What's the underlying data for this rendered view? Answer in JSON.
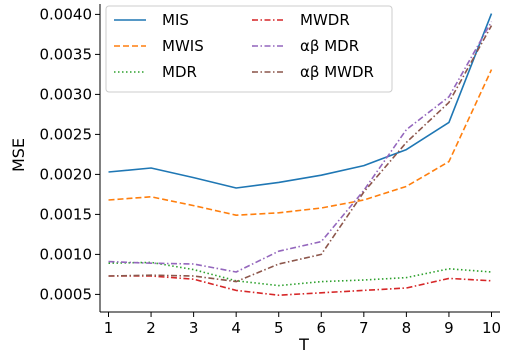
{
  "chart_data": {
    "type": "line",
    "xlabel": "T",
    "ylabel": "MSE",
    "x": [
      1,
      2,
      3,
      4,
      5,
      6,
      7,
      8,
      9,
      10
    ],
    "xlim": [
      0.8,
      10.2
    ],
    "ylim": [
      0.00028,
      0.00413
    ],
    "yticks": [
      "0.0005",
      "0.0010",
      "0.0015",
      "0.0020",
      "0.0025",
      "0.0030",
      "0.0035",
      "0.0040"
    ],
    "ytick_values": [
      0.0005,
      0.001,
      0.0015,
      0.002,
      0.0025,
      0.003,
      0.0035,
      0.004
    ],
    "xticks": [
      "1",
      "2",
      "3",
      "4",
      "5",
      "6",
      "7",
      "8",
      "9",
      "10"
    ],
    "grid": false,
    "legend_position": "top-left",
    "legend_columns": 2,
    "series": [
      {
        "name": "MIS",
        "color": "#1f77b4",
        "dash": "solid",
        "values": [
          0.00203,
          0.00208,
          0.00196,
          0.00183,
          0.0019,
          0.00199,
          0.00211,
          0.00231,
          0.00265,
          0.00401
        ]
      },
      {
        "name": "MWIS",
        "color": "#ff7f0e",
        "dash": "dashed",
        "values": [
          0.00168,
          0.00172,
          0.00161,
          0.00149,
          0.00152,
          0.00158,
          0.00168,
          0.00185,
          0.00216,
          0.00331
        ]
      },
      {
        "name": "MDR",
        "color": "#2ca02c",
        "dash": "dotted",
        "values": [
          0.00089,
          0.0009,
          0.00081,
          0.00067,
          0.00061,
          0.00066,
          0.00068,
          0.00071,
          0.00082,
          0.00078
        ]
      },
      {
        "name": "MWDR",
        "color": "#d62728",
        "dash": "dashdot",
        "values": [
          0.00073,
          0.00073,
          0.00069,
          0.00055,
          0.00049,
          0.00052,
          0.00055,
          0.00058,
          0.0007,
          0.00067
        ]
      },
      {
        "name": "αβ MDR",
        "color": "#9467bd",
        "dash": "dashdot",
        "values": [
          0.00091,
          0.00089,
          0.00088,
          0.00078,
          0.00104,
          0.00116,
          0.0018,
          0.00256,
          0.00297,
          0.00391
        ]
      },
      {
        "name": "αβ MWDR",
        "color": "#8c564b",
        "dash": "dashdot",
        "values": [
          0.00073,
          0.00074,
          0.00073,
          0.00066,
          0.00088,
          0.001,
          0.00178,
          0.0024,
          0.0029,
          0.00386
        ]
      }
    ]
  }
}
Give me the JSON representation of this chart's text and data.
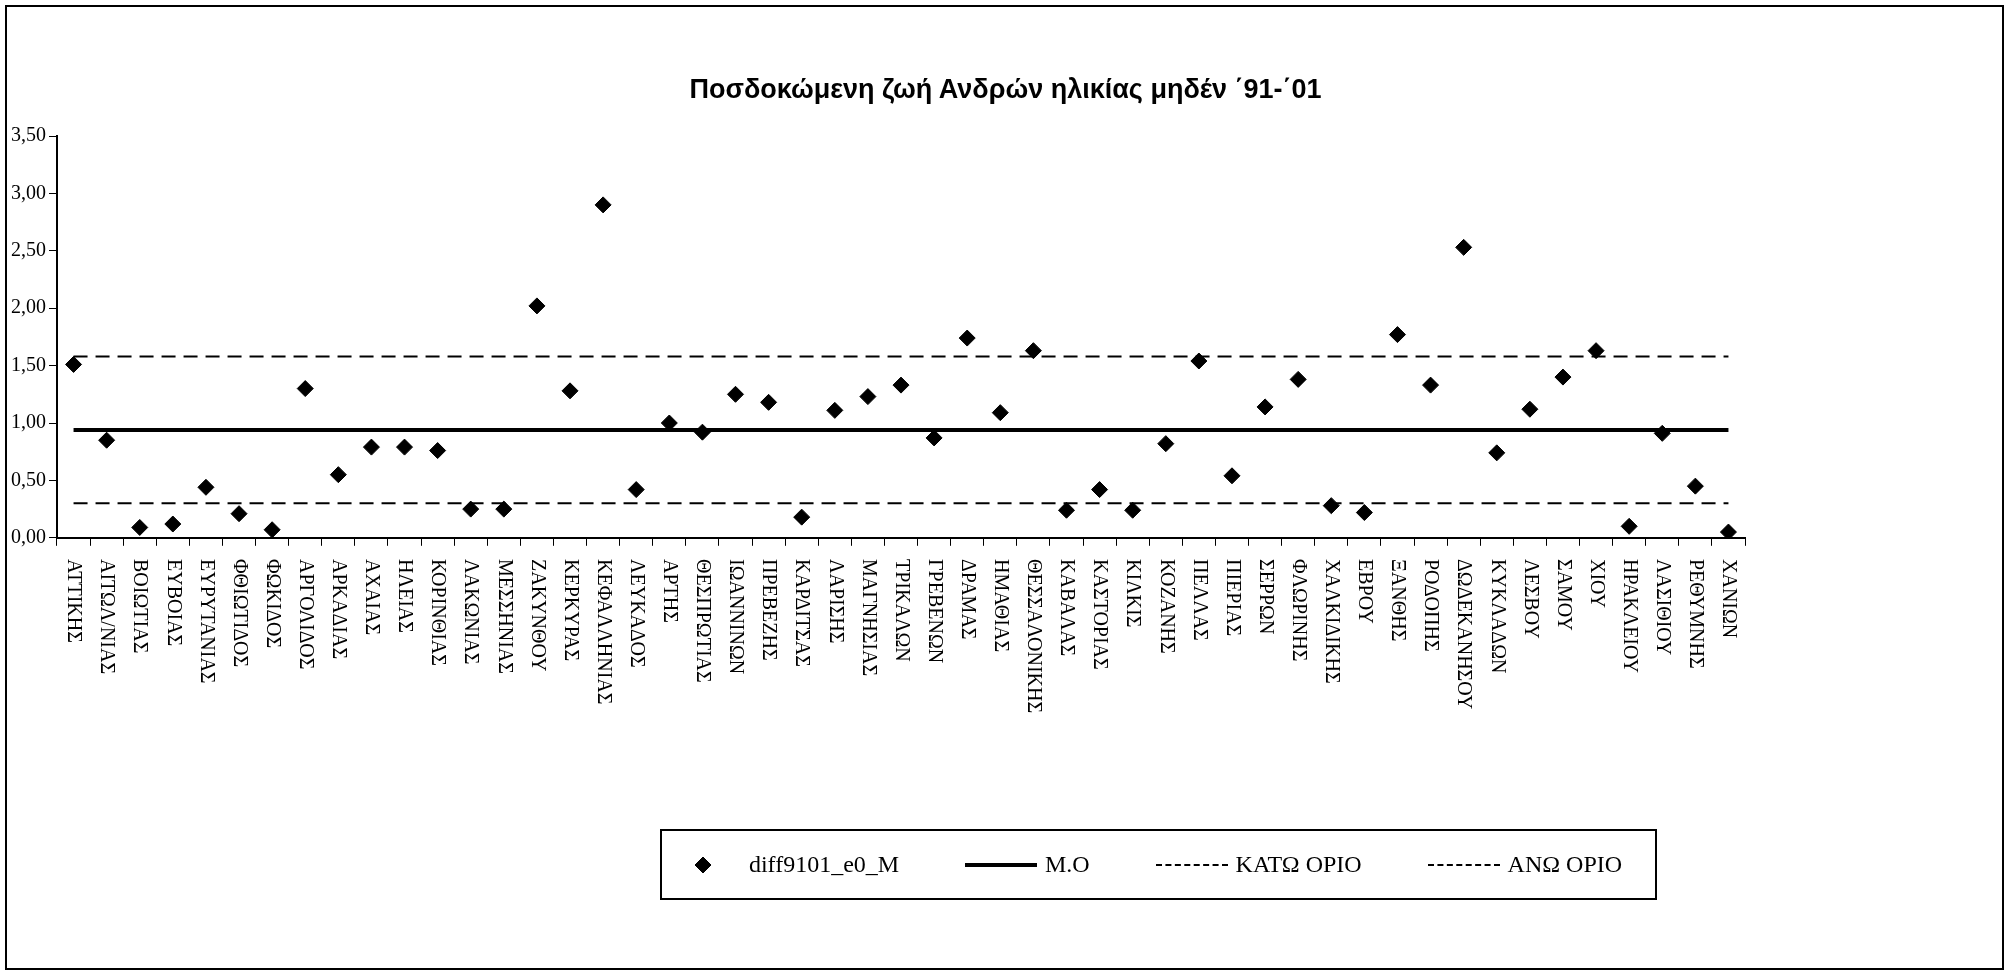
{
  "chart_data": {
    "type": "scatter",
    "title": "Ποσδοκώμενη ζωή Ανδρών ηλικίας μηδέν ΄91-΄01",
    "categories": [
      "ΑΤΤΙΚΗΣ",
      "ΑΙΤΩΛ/ΝΙΑΣ",
      "ΒΟΙΩΤΙΑΣ",
      "ΕΥΒΟΙΑΣ",
      "ΕΥΡΥΤΑΝΙΑΣ",
      "ΦΘΙΩΤΙΔΟΣ",
      "ΦΩΚΙΔΟΣ",
      "ΑΡΓΟΛΙΔΟΣ",
      "ΑΡΚΑΔΙΑΣ",
      "ΑΧΑΙΑΣ",
      "ΗΛΕΙΑΣ",
      "ΚΟΡΙΝΘΙΑΣ",
      "ΛΑΚΩΝΙΑΣ",
      "ΜΕΣΣΗΝΙΑΣ",
      "ΖΑΚΥΝΘΟΥ",
      "ΚΕΡΚΥΡΑΣ",
      "ΚΕΦΑΛΛΗΝΙΑΣ",
      "ΛΕΥΚΑΔΟΣ",
      "ΑΡΤΗΣ",
      "ΘΕΣΠΡΩΤΙΑΣ",
      "ΙΩΑΝΝΙΝΩΝ",
      "ΠΡΕΒΕΖΗΣ",
      "ΚΑΡΔΙΤΣΑΣ",
      "ΛΑΡΙΣΗΣ",
      "ΜΑΓΝΗΣΙΑΣ",
      "ΤΡΙΚΑΛΩΝ",
      "ΓΡΕΒΕΝΩΝ",
      "ΔΡΑΜΑΣ",
      "ΗΜΑΘΙΑΣ",
      "ΘΕΣΣΑΛΟΝΙΚΗΣ",
      "ΚΑΒΑΛΑΣ",
      "ΚΑΣΤΟΡΙΑΣ",
      "ΚΙΛΚΙΣ",
      "ΚΟΖΑΝΗΣ",
      "ΠΕΛΛΑΣ",
      "ΠΙΕΡΙΑΣ",
      "ΣΕΡΡΩΝ",
      "ΦΛΩΡΙΝΗΣ",
      "ΧΑΛΚΙΔΙΚΗΣ",
      "ΕΒΡΟΥ",
      "ΞΑΝΘΗΣ",
      "ΡΟΔΟΠΗΣ",
      "ΔΩΔΕΚΑΝΗΣΟΥ",
      "ΚΥΚΛΑΔΩΝ",
      "ΛΕΣΒΟΥ",
      "ΣΑΜΟΥ",
      "ΧΙΟΥ",
      "ΗΡΑΚΛΕΙΟΥ",
      "ΛΑΣΙΘΙΟΥ",
      "ΡΕΘΥΜΝΗΣ",
      "ΧΑΝΙΩΝ"
    ],
    "series": [
      {
        "name": "diff9101_e0_M",
        "color": "#000000",
        "values": [
          1.51,
          0.85,
          0.09,
          0.12,
          0.44,
          0.21,
          0.07,
          1.3,
          0.55,
          0.79,
          0.79,
          0.76,
          0.25,
          0.25,
          2.02,
          1.28,
          2.9,
          0.42,
          1.0,
          0.92,
          1.25,
          1.18,
          0.18,
          1.11,
          1.23,
          1.33,
          0.87,
          1.74,
          1.09,
          1.63,
          0.24,
          0.42,
          0.24,
          0.82,
          1.54,
          0.54,
          1.14,
          1.38,
          0.28,
          0.22,
          1.77,
          1.33,
          2.53,
          0.74,
          1.12,
          1.4,
          1.63,
          0.1,
          0.91,
          0.45,
          0.05
        ]
      }
    ],
    "ref_lines": [
      {
        "axis": "y",
        "value": 0.94,
        "label": "M.O",
        "color": "#000000",
        "line_style": "solid"
      },
      {
        "axis": "y",
        "value": 0.3,
        "label": "ΚΑΤΩ ΟΡΙΟ",
        "color": "#000000",
        "line_style": "dashed"
      },
      {
        "axis": "y",
        "value": 1.58,
        "label": "ΑΝΩ ΟΡΙΟ",
        "color": "#000000",
        "line_style": "dashed"
      }
    ],
    "ylim": [
      0,
      3.5
    ],
    "yticks": [
      {
        "value": 0,
        "label": "0,00"
      },
      {
        "value": 0.5,
        "label": "0,50"
      },
      {
        "value": 1,
        "label": "1,00"
      },
      {
        "value": 1.5,
        "label": "1,50"
      },
      {
        "value": 2,
        "label": "2,00"
      },
      {
        "value": 2.5,
        "label": "2,50"
      },
      {
        "value": 3,
        "label": "3,00"
      },
      {
        "value": 3.5,
        "label": "3,50"
      }
    ],
    "marker": "diamond",
    "grid": false,
    "legend": "bottom"
  }
}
★ ★ ★ ★
▶ [What the exercise asks] Every record above must be given again exactly; drop the pictures.

▶ [Result]
What's the underlying data for this rendered view? Answer in JSON.
{
  "chart_data": {
    "type": "line",
    "xlabel": "T",
    "ylabel": "MSE",
    "x": [
      1,
      2,
      3,
      4,
      5,
      6,
      7,
      8,
      9,
      10
    ],
    "xlim": [
      0.8,
      10.2
    ],
    "ylim": [
      0.00028,
      0.00413
    ],
    "yticks": [
      "0.0005",
      "0.0010",
      "0.0015",
      "0.0020",
      "0.0025",
      "0.0030",
      "0.0035",
      "0.0040"
    ],
    "ytick_values": [
      0.0005,
      0.001,
      0.0015,
      0.002,
      0.0025,
      0.003,
      0.0035,
      0.004
    ],
    "xticks": [
      "1",
      "2",
      "3",
      "4",
      "5",
      "6",
      "7",
      "8",
      "9",
      "10"
    ],
    "grid": false,
    "legend_position": "top-left",
    "legend_columns": 2,
    "series": [
      {
        "name": "MIS",
        "color": "#1f77b4",
        "dash": "solid",
        "values": [
          0.00203,
          0.00208,
          0.00196,
          0.00183,
          0.0019,
          0.00199,
          0.00211,
          0.00231,
          0.00265,
          0.00401
        ]
      },
      {
        "name": "MWIS",
        "color": "#ff7f0e",
        "dash": "dashed",
        "values": [
          0.00168,
          0.00172,
          0.00161,
          0.00149,
          0.00152,
          0.00158,
          0.00168,
          0.00185,
          0.00216,
          0.00331
        ]
      },
      {
        "name": "MDR",
        "color": "#2ca02c",
        "dash": "dotted",
        "values": [
          0.00089,
          0.0009,
          0.00081,
          0.00067,
          0.00061,
          0.00066,
          0.00068,
          0.00071,
          0.00082,
          0.00078
        ]
      },
      {
        "name": "MWDR",
        "color": "#d62728",
        "dash": "dashdot",
        "values": [
          0.00073,
          0.00073,
          0.00069,
          0.00055,
          0.00049,
          0.00052,
          0.00055,
          0.00058,
          0.0007,
          0.00067
        ]
      },
      {
        "name": "αβ MDR",
        "color": "#9467bd",
        "dash": "dashdot",
        "values": [
          0.00091,
          0.00089,
          0.00088,
          0.00078,
          0.00104,
          0.00116,
          0.0018,
          0.00256,
          0.00297,
          0.00391
        ]
      },
      {
        "name": "αβ MWDR",
        "color": "#8c564b",
        "dash": "dashdot",
        "values": [
          0.00073,
          0.00074,
          0.00073,
          0.00066,
          0.00088,
          0.001,
          0.00178,
          0.0024,
          0.0029,
          0.00386
        ]
      }
    ]
  }
}
Give me the JSON representation of this chart's text and data.
{
  "chart_data": {
    "type": "scatter",
    "title": "Ποσδοκώμενη ζωή Ανδρών ηλικίας μηδέν ΄91-΄01",
    "categories": [
      "ΑΤΤΙΚΗΣ",
      "ΑΙΤΩΛ/ΝΙΑΣ",
      "ΒΟΙΩΤΙΑΣ",
      "ΕΥΒΟΙΑΣ",
      "ΕΥΡΥΤΑΝΙΑΣ",
      "ΦΘΙΩΤΙΔΟΣ",
      "ΦΩΚΙΔΟΣ",
      "ΑΡΓΟΛΙΔΟΣ",
      "ΑΡΚΑΔΙΑΣ",
      "ΑΧΑΙΑΣ",
      "ΗΛΕΙΑΣ",
      "ΚΟΡΙΝΘΙΑΣ",
      "ΛΑΚΩΝΙΑΣ",
      "ΜΕΣΣΗΝΙΑΣ",
      "ΖΑΚΥΝΘΟΥ",
      "ΚΕΡΚΥΡΑΣ",
      "ΚΕΦΑΛΛΗΝΙΑΣ",
      "ΛΕΥΚΑΔΟΣ",
      "ΑΡΤΗΣ",
      "ΘΕΣΠΡΩΤΙΑΣ",
      "ΙΩΑΝΝΙΝΩΝ",
      "ΠΡΕΒΕΖΗΣ",
      "ΚΑΡΔΙΤΣΑΣ",
      "ΛΑΡΙΣΗΣ",
      "ΜΑΓΝΗΣΙΑΣ",
      "ΤΡΙΚΑΛΩΝ",
      "ΓΡΕΒΕΝΩΝ",
      "ΔΡΑΜΑΣ",
      "ΗΜΑΘΙΑΣ",
      "ΘΕΣΣΑΛΟΝΙΚΗΣ",
      "ΚΑΒΑΛΑΣ",
      "ΚΑΣΤΟΡΙΑΣ",
      "ΚΙΛΚΙΣ",
      "ΚΟΖΑΝΗΣ",
      "ΠΕΛΛΑΣ",
      "ΠΙΕΡΙΑΣ",
      "ΣΕΡΡΩΝ",
      "ΦΛΩΡΙΝΗΣ",
      "ΧΑΛΚΙΔΙΚΗΣ",
      "ΕΒΡΟΥ",
      "ΞΑΝΘΗΣ",
      "ΡΟΔΟΠΗΣ",
      "ΔΩΔΕΚΑΝΗΣΟΥ",
      "ΚΥΚΛΑΔΩΝ",
      "ΛΕΣΒΟΥ",
      "ΣΑΜΟΥ",
      "ΧΙΟΥ",
      "ΗΡΑΚΛΕΙΟΥ",
      "ΛΑΣΙΘΙΟΥ",
      "ΡΕΘΥΜΝΗΣ",
      "ΧΑΝΙΩΝ"
    ],
    "series": [
      {
        "name": "diff9101_e0_M",
        "color": "#000000",
        "values": [
          1.51,
          0.85,
          0.09,
          0.12,
          0.44,
          0.21,
          0.07,
          1.3,
          0.55,
          0.79,
          0.79,
          0.76,
          0.25,
          0.25,
          2.02,
          1.28,
          2.9,
          0.42,
          1.0,
          0.92,
          1.25,
          1.18,
          0.18,
          1.11,
          1.23,
          1.33,
          0.87,
          1.74,
          1.09,
          1.63,
          0.24,
          0.42,
          0.24,
          0.82,
          1.54,
          0.54,
          1.14,
          1.38,
          0.28,
          0.22,
          1.77,
          1.33,
          2.53,
          0.74,
          1.12,
          1.4,
          1.63,
          0.1,
          0.91,
          0.45,
          0.05
        ]
      }
    ],
    "ref_lines": [
      {
        "axis": "y",
        "value": 0.94,
        "label": "M.O",
        "color": "#000000",
        "line_style": "solid"
      },
      {
        "axis": "y",
        "value": 0.3,
        "label": "ΚΑΤΩ ΟΡΙΟ",
        "color": "#000000",
        "line_style": "dashed"
      },
      {
        "axis": "y",
        "value": 1.58,
        "label": "ΑΝΩ ΟΡΙΟ",
        "color": "#000000",
        "line_style": "dashed"
      }
    ],
    "ylim": [
      0,
      3.5
    ],
    "yticks": [
      {
        "value": 0,
        "label": "0,00"
      },
      {
        "value": 0.5,
        "label": "0,50"
      },
      {
        "value": 1,
        "label": "1,00"
      },
      {
        "value": 1.5,
        "label": "1,50"
      },
      {
        "value": 2,
        "label": "2,00"
      },
      {
        "value": 2.5,
        "label": "2,50"
      },
      {
        "value": 3,
        "label": "3,00"
      },
      {
        "value": 3.5,
        "label": "3,50"
      }
    ],
    "marker": "diamond",
    "grid": false,
    "legend": "bottom"
  }
}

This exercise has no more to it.